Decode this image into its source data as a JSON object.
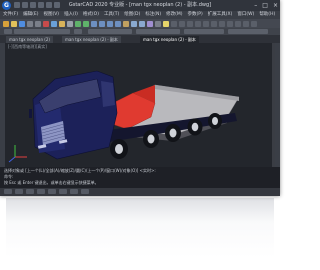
{
  "app": {
    "title": "GstarCAD 2020 专业版 - [man tgx neoplan (2) - 副本.dwg]",
    "logo_letter": "G",
    "window_controls": [
      "–",
      "□",
      "×"
    ]
  },
  "menu": [
    "文件(F)",
    "编辑(E)",
    "视图(V)",
    "插入(I)",
    "格式(O)",
    "工具(T)",
    "绘图(D)",
    "标注(N)",
    "修改(M)",
    "参数(P)",
    "扩展工具(X)",
    "窗口(W)",
    "帮助(H)"
  ],
  "tabs": [
    {
      "label": "man tgx neoplan (2)"
    },
    {
      "label": "man tgx neoplan (2) - 副本"
    },
    {
      "label": "man tgx neoplan (2) - 副本",
      "active": true
    }
  ],
  "viewport": {
    "label": "[-][西南等轴测][真实]"
  },
  "command_lines": [
    "选择对象或 [上一个(L)/全部(A)/缩放(Z)/圆(C)/上一个(P)/窗口(W)/对象(O)] <实时>:",
    "命令: ",
    "按 Esc 或 Enter 键退出，或单击右键显示快捷菜单。"
  ],
  "colors": {
    "truck_cab": "#1c2159",
    "truck_red": "#e03a30",
    "deck": "#b9b9bd",
    "background": "#23262c"
  }
}
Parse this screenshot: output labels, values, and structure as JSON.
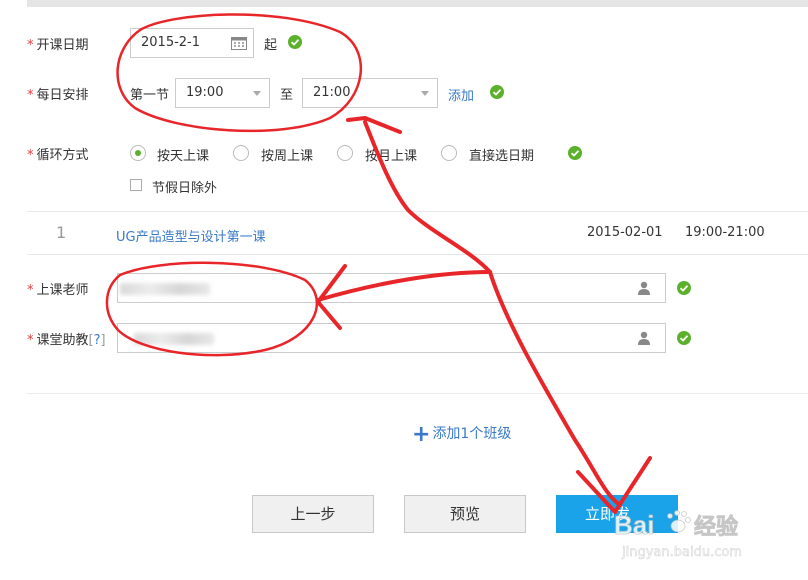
{
  "form": {
    "start_date": {
      "label": "开课日期",
      "value": "2015-2-1",
      "suffix": "起"
    },
    "schedule": {
      "label": "每日安排",
      "section_label": "第一节",
      "start_time": "19:00",
      "separator": "至",
      "end_time": "21:00",
      "add_link": "添加"
    },
    "cycle": {
      "label": "循环方式",
      "options": [
        {
          "label": "按天上课",
          "checked": true
        },
        {
          "label": "按周上课",
          "checked": false
        },
        {
          "label": "按月上课",
          "checked": false
        },
        {
          "label": "直接选日期",
          "checked": false
        }
      ],
      "exclude_holidays": "节假日除外"
    },
    "lessons": [
      {
        "index": "1",
        "title": "UG产品造型与设计第一课",
        "date": "2015-02-01",
        "time": "19:00-21:00"
      }
    ],
    "teacher": {
      "label": "上课老师"
    },
    "assistant": {
      "label": "课堂助教",
      "help_open": "[",
      "help": "?",
      "help_close": "]"
    },
    "add_class": "添加1个班级"
  },
  "buttons": {
    "prev": "上一步",
    "preview": "预览",
    "publish": "立即发"
  },
  "watermark": {
    "text": "Bai",
    "sub": "经验",
    "url": "jingyan.baidu.com"
  },
  "colors": {
    "required": "#e4393c",
    "link": "#3a79c9",
    "check": "#5bb02c",
    "primary": "#1aa3e8",
    "annotation": "#e8262a"
  }
}
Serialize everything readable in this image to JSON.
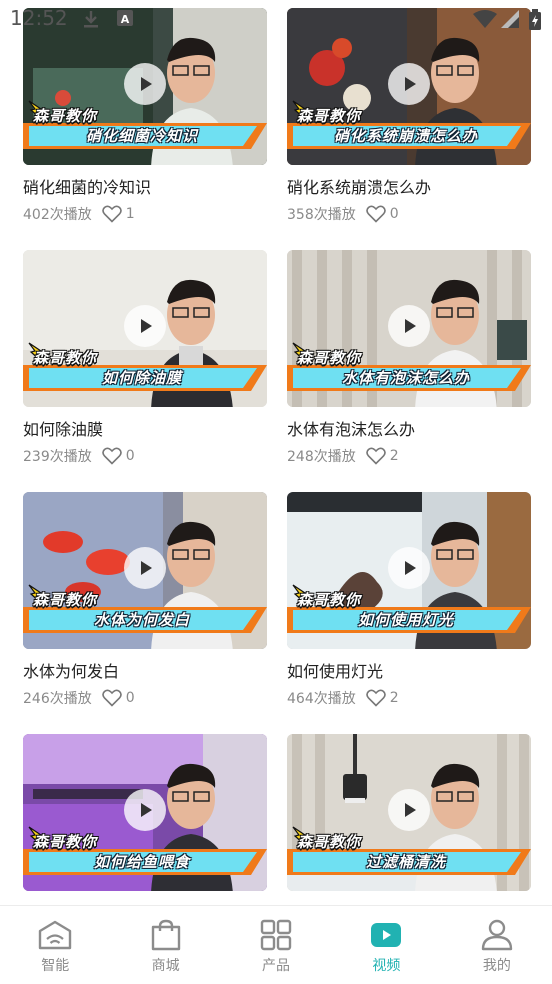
{
  "status_bar": {
    "time": "12:52"
  },
  "videos": [
    {
      "title": "硝化细菌的冷知识",
      "banner_title": "硝化细菌冷知识",
      "plays": "402次播放",
      "likes": "1",
      "scene": "aquarium"
    },
    {
      "title": "硝化系统崩溃怎么办",
      "banner_title": "硝化系统崩溃怎么办",
      "plays": "358次播放",
      "likes": "0",
      "scene": "koi"
    },
    {
      "title": "如何除油膜",
      "banner_title": "如何除油膜",
      "plays": "239次播放",
      "likes": "0",
      "scene": "wall"
    },
    {
      "title": "水体有泡沫怎么办",
      "banner_title": "水体有泡沫怎么办",
      "plays": "248次播放",
      "likes": "2",
      "scene": "curtain"
    },
    {
      "title": "水体为何发白",
      "banner_title": "水体为何发白",
      "plays": "246次播放",
      "likes": "0",
      "scene": "redfish"
    },
    {
      "title": "如何使用灯光",
      "banner_title": "如何使用灯光",
      "plays": "464次播放",
      "likes": "2",
      "scene": "tank"
    },
    {
      "title": "",
      "banner_title": "如何给鱼喂食",
      "plays": "",
      "likes": "",
      "scene": "purple"
    },
    {
      "title": "",
      "banner_title": "过滤桶清洗",
      "plays": "",
      "likes": "",
      "scene": "lamp"
    }
  ],
  "banner_label": "森哥教你",
  "nav": {
    "items": [
      {
        "label": "智能",
        "icon": "smart-home-icon"
      },
      {
        "label": "商城",
        "icon": "shopping-bag-icon"
      },
      {
        "label": "产品",
        "icon": "grid-icon"
      },
      {
        "label": "视频",
        "icon": "video-play-icon"
      },
      {
        "label": "我的",
        "icon": "user-icon"
      }
    ],
    "active_index": 3
  },
  "colors": {
    "accent": "#21b2b2",
    "banner_orange": "#f07a1a",
    "banner_cyan": "#6fe0f2"
  }
}
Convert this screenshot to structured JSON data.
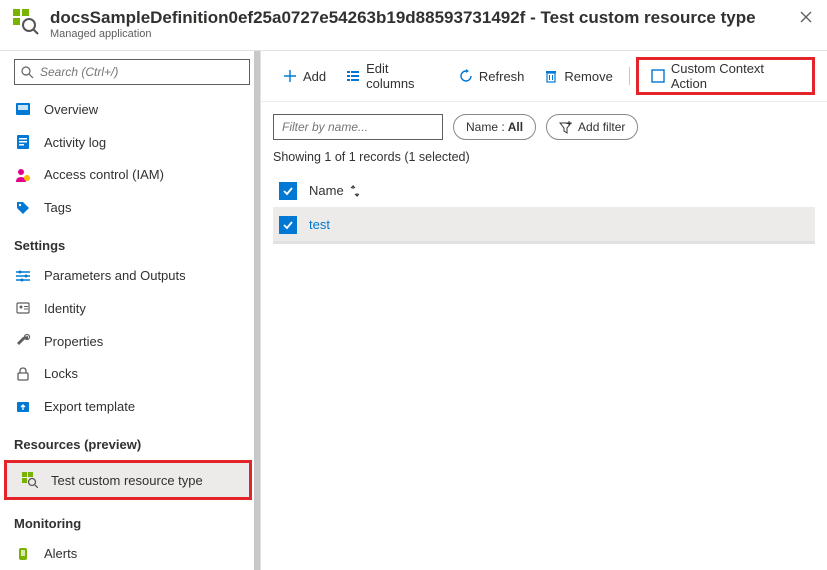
{
  "header": {
    "title": "docsSampleDefinition0ef25a0727e54263b19d88593731492f - Test custom resource type",
    "subtitle": "Managed application"
  },
  "search": {
    "placeholder": "Search (Ctrl+/)"
  },
  "sidebar": {
    "group_top": [
      {
        "label": "Overview",
        "id": "overview"
      },
      {
        "label": "Activity log",
        "id": "activity-log"
      },
      {
        "label": "Access control (IAM)",
        "id": "access-control"
      },
      {
        "label": "Tags",
        "id": "tags"
      }
    ],
    "heading_settings": "Settings",
    "group_settings": [
      {
        "label": "Parameters and Outputs",
        "id": "parameters-outputs"
      },
      {
        "label": "Identity",
        "id": "identity"
      },
      {
        "label": "Properties",
        "id": "properties"
      },
      {
        "label": "Locks",
        "id": "locks"
      },
      {
        "label": "Export template",
        "id": "export-template"
      }
    ],
    "heading_resources": "Resources (preview)",
    "group_resources": [
      {
        "label": "Test custom resource type",
        "id": "test-custom-resource-type",
        "active": true
      }
    ],
    "heading_monitoring": "Monitoring",
    "group_monitoring": [
      {
        "label": "Alerts",
        "id": "alerts"
      }
    ]
  },
  "toolbar": {
    "add": "Add",
    "edit_columns": "Edit columns",
    "refresh": "Refresh",
    "remove": "Remove",
    "custom_action": "Custom Context Action"
  },
  "filters": {
    "filter_placeholder": "Filter by name...",
    "name_pill_prefix": "Name :",
    "name_pill_value": "All",
    "add_filter": "Add filter"
  },
  "records_text": "Showing 1 of 1 records (1 selected)",
  "table": {
    "column_name": "Name",
    "rows": [
      {
        "name": "test"
      }
    ]
  }
}
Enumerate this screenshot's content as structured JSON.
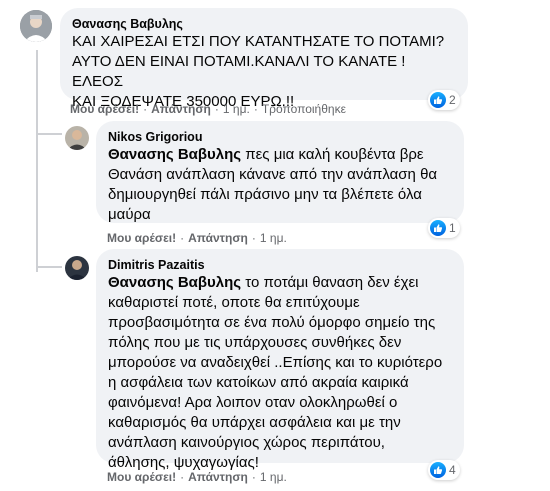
{
  "comments": [
    {
      "author": "Θανασης Βαβυλης",
      "lines": [
        "ΚΑΙ ΧΑΙΡΕΣΑΙ ΕΤΣΙ ΠΟΥ ΚΑΤΑΝΤΗΣΑΤΕ ΤΟ ΠΟΤΑΜΙ?",
        "ΑΥΤΟ ΔΕΝ ΕΙΝΑΙ ΠΟΤΑΜΙ.ΚΑΝΑΛΙ ΤΟ ΚΑΝΑΤΕ !ΕΛΕΟΣ",
        "ΚΑΙ ΞΟΔΕΨΑΤΕ 350000 ΕΥΡΩ.!!"
      ],
      "like_label": "Μου αρέσει!",
      "reply_label": "Απάντηση",
      "time": "1 ημ.",
      "edited": "Τροποποιήθηκε",
      "reactions": "2"
    },
    {
      "author": "Nikos Grigoriou",
      "mention": "Θανασης Βαβυλης",
      "lines": [
        " πες μια καλή κουβέντα βρε",
        "Θανάση ανάπλαση κάνανε από την ανάπλαση θα",
        "δημιουργηθεί πάλι πράσινο μην τα βλέπετε όλα",
        "μαύρα"
      ],
      "like_label": "Μου αρέσει!",
      "reply_label": "Απάντηση",
      "time": "1 ημ.",
      "reactions": "1"
    },
    {
      "author": "Dimitris Pazaitis",
      "mention": "Θανασης Βαβυλης",
      "lines": [
        " το ποτάμι θαναση δεν έχει",
        "καθαριστεί ποτέ, οποτε θα επιτύχουμε",
        "προσβασιμότητα σε ένα πολύ όμορφο σημείο της",
        "πόλης που με τις υπάρχουσες συνθήκες δεν",
        "μπορούσε να αναδειχθεί ..Επίσης και το κυριότερο",
        "η ασφάλεια των κατοίκων από ακραία καιρικά",
        "φαινόμενα! Αρα λοιπον οταν ολοκληρωθεί ο",
        "καθαρισμός θα υπάρχει ασφάλεια και με την",
        "ανάπλαση καινούργιος χώρος περιπάτου,",
        "άθλησης, ψυχαγωγίας!"
      ],
      "like_label": "Μου αρέσει!",
      "reply_label": "Απάντηση",
      "time": "1 ημ.",
      "reactions": "4"
    }
  ],
  "colors": {
    "bubble": "#f0f2f5",
    "like_blue": "#1877f2",
    "meta": "#65676b"
  },
  "icons": {
    "reaction": "thumbs-up-icon"
  }
}
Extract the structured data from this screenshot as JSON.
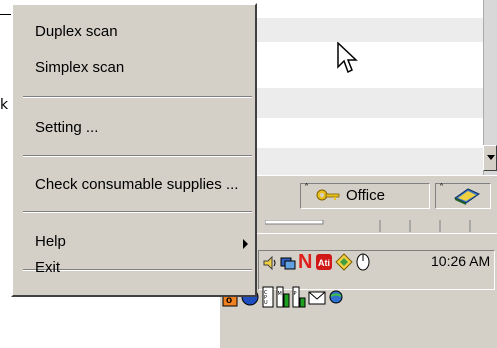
{
  "menu": {
    "items": [
      {
        "label": "Duplex scan"
      },
      {
        "label": "Simplex scan"
      },
      {
        "label": "Setting ..."
      },
      {
        "label": "Check consumable supplies ..."
      },
      {
        "label": "Help"
      },
      {
        "label": "Exit"
      }
    ]
  },
  "background": {
    "stray_char": "k",
    "toolbar": {
      "office_label": "Office"
    }
  },
  "taskbar": {
    "clock": "10:26 AM"
  },
  "icons": [
    "key-icon",
    "book-icon",
    "speaker-icon",
    "network-icon",
    "norton-icon",
    "ati-icon",
    "diamond-icon",
    "mouse-icon",
    "office-icon",
    "cpu-meter-icon",
    "mem-meter-icon",
    "page-meter-icon",
    "mail-icon",
    "globe-icon",
    "mouse-cursor-icon"
  ],
  "colors": {
    "menu_bg": "#d4d0c8",
    "norton_red": "#e0201c",
    "stripe": "#ececec"
  }
}
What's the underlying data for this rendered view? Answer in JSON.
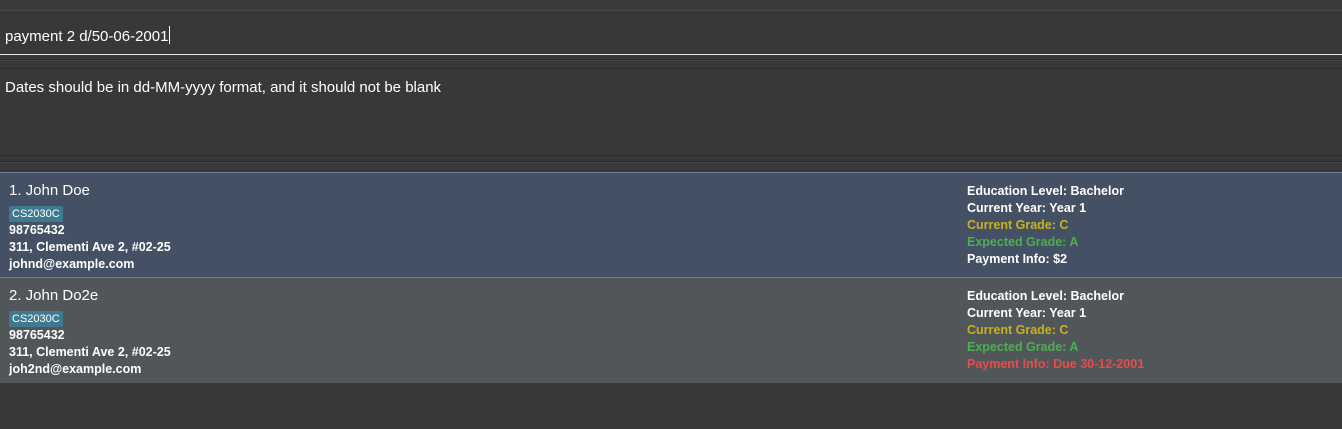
{
  "colors": {
    "background": "#383838",
    "selected_card": "#445064",
    "normal_card": "#515658",
    "tag": "#3e7b91",
    "grade_current": "#c9b21e",
    "grade_expected": "#4caf50",
    "payment_due": "#e84c4c",
    "text": "#ffffff"
  },
  "command": {
    "value": "payment 2 d/50-06-2001"
  },
  "result": {
    "message": "Dates should be in dd-MM-yyyy format, and it should not be blank"
  },
  "persons": [
    {
      "index_name": "1. John Doe",
      "tag": "CS2030C",
      "phone": "98765432",
      "address": "311, Clementi Ave 2, #02-25",
      "email": "johnd@example.com",
      "education": "Education Level: Bachelor",
      "year": "Current Year: Year 1",
      "current_grade": "Current Grade: C",
      "expected_grade": "Expected Grade: A",
      "payment": "Payment Info: $2"
    },
    {
      "index_name": "2. John Do2e",
      "tag": "CS2030C",
      "phone": "98765432",
      "address": "311, Clementi Ave 2, #02-25",
      "email": "joh2nd@example.com",
      "education": "Education Level: Bachelor",
      "year": "Current Year: Year 1",
      "current_grade": "Current Grade: C",
      "expected_grade": "Expected Grade: A",
      "payment": "Payment Info: Due 30-12-2001"
    }
  ]
}
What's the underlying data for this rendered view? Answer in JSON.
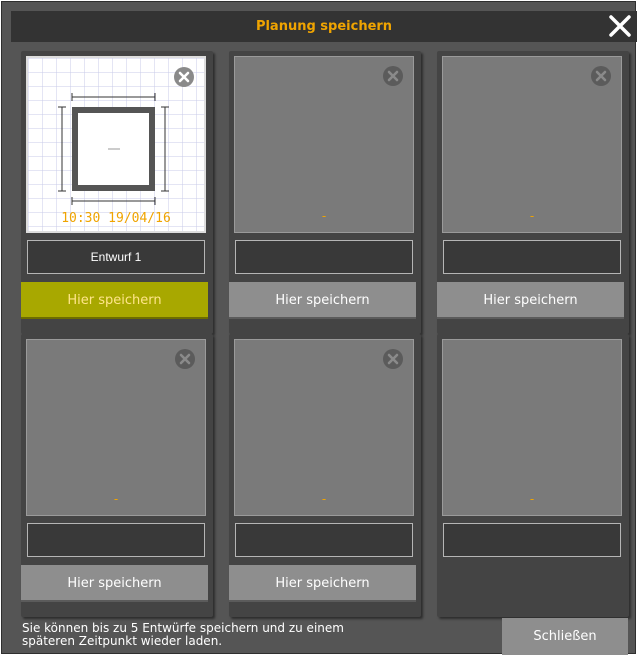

• _Aim of the exercise_:
Pick out and copy the lines of the entries that hold the string "ΠΟΤΑΜΙ".

• _Task answer_:
        "ΚΑΙ ΧΑΙΡΕΣΑΙ ΕΤΣΙ ΠΟΥ ΚΑΤΑΝΤΗΣΑΤΕ ΤΟ ΠΟΤΑΜΙ?",
        "ΑΥΤΟ ΔΕΝ ΕΙΝΑΙ ΠΟΤΑΜΙ.ΚΑΝΑΛΙ ΤΟ ΚΑΝΑΤΕ !ΕΛΕΟΣ",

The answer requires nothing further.